[Dataset items]

========================

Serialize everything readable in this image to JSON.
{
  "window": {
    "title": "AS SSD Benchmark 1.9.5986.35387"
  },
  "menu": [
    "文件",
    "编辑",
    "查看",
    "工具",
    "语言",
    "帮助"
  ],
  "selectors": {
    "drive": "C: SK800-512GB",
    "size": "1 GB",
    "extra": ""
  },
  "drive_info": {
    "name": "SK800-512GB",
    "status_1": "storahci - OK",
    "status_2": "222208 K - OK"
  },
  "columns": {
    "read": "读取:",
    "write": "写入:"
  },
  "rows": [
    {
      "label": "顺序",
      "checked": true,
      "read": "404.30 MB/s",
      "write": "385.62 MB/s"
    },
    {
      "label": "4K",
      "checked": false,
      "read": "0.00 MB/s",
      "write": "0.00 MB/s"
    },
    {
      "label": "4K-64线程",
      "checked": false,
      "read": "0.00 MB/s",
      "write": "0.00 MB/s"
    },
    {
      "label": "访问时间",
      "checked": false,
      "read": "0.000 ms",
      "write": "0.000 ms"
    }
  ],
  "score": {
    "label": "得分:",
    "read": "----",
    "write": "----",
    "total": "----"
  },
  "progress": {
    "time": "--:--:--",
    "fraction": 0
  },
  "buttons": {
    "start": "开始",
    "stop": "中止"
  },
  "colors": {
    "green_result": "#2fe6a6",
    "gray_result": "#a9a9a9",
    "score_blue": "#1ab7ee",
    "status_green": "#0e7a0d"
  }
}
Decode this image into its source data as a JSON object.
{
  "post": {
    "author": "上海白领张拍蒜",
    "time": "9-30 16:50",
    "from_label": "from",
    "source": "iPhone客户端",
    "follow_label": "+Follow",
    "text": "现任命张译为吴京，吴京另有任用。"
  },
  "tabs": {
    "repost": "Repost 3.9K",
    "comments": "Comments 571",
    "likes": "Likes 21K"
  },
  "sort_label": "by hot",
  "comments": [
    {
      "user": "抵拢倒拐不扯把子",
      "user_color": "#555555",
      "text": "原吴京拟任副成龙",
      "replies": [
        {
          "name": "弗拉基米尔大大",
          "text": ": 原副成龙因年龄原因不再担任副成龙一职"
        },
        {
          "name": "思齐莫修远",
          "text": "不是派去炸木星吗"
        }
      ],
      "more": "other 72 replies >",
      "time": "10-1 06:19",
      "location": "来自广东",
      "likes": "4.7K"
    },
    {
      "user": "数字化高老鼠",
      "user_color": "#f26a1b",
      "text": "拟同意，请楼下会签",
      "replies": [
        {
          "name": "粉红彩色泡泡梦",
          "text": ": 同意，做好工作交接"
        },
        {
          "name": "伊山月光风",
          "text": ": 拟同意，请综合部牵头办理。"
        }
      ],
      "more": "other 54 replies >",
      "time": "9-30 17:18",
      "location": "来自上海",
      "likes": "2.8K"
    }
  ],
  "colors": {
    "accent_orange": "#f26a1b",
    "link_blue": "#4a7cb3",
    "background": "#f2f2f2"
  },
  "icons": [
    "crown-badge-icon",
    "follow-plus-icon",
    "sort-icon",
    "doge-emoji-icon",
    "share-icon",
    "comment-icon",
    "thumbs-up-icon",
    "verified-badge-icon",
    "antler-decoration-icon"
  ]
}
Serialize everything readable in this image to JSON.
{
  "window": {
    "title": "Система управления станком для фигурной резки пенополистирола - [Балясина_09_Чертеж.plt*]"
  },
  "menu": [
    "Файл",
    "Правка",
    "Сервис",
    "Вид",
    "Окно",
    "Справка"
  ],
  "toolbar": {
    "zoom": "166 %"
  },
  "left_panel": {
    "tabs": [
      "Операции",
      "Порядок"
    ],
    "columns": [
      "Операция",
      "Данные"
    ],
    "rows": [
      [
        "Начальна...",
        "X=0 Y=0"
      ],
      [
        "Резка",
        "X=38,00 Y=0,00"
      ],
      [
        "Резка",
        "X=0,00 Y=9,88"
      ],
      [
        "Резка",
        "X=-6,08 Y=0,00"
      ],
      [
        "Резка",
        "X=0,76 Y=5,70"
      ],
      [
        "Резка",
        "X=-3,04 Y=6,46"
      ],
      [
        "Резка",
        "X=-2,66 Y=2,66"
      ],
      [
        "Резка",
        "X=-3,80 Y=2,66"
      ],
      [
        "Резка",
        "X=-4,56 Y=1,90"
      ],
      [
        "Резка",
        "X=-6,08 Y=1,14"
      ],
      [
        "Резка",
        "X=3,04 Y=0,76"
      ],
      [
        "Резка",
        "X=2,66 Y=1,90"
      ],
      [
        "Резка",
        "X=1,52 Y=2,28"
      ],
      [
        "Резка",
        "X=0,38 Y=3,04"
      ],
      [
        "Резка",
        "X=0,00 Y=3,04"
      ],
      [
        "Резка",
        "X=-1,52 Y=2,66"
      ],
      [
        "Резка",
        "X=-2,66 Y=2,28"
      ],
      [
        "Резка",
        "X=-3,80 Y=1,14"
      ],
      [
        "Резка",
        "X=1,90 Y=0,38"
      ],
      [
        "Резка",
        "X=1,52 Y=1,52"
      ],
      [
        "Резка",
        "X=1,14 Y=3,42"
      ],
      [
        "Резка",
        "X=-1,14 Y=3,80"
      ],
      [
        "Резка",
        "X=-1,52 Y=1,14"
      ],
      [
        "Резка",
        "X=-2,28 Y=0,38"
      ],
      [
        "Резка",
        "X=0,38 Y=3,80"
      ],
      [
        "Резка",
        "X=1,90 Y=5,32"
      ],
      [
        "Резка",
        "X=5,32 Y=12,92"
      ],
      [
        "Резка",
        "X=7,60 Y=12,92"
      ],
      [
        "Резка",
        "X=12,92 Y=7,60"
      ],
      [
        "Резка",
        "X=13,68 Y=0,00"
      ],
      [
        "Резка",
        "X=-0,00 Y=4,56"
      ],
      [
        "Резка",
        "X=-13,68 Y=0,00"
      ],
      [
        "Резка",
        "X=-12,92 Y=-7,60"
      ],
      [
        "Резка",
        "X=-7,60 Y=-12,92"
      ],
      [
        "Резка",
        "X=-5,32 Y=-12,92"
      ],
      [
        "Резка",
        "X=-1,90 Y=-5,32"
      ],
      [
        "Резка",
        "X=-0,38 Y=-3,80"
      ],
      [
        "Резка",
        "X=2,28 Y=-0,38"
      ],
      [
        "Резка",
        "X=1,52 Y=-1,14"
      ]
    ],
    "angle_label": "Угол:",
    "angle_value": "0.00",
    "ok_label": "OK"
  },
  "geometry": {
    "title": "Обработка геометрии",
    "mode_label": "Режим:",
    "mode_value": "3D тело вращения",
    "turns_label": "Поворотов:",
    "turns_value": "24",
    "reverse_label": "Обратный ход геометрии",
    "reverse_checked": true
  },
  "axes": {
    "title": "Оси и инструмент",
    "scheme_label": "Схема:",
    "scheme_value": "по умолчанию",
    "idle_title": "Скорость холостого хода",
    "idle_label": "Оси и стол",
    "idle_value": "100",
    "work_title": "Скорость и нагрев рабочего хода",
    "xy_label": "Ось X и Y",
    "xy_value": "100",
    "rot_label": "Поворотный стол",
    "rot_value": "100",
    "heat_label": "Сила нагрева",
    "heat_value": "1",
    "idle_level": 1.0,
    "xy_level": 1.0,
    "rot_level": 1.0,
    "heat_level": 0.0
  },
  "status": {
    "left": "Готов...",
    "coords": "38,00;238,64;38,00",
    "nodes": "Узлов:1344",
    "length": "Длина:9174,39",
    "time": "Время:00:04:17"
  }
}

========================

Stated exercise ▸
State, as a number only, how many lines in the entries include "хода".

Result of the exercise ▸
2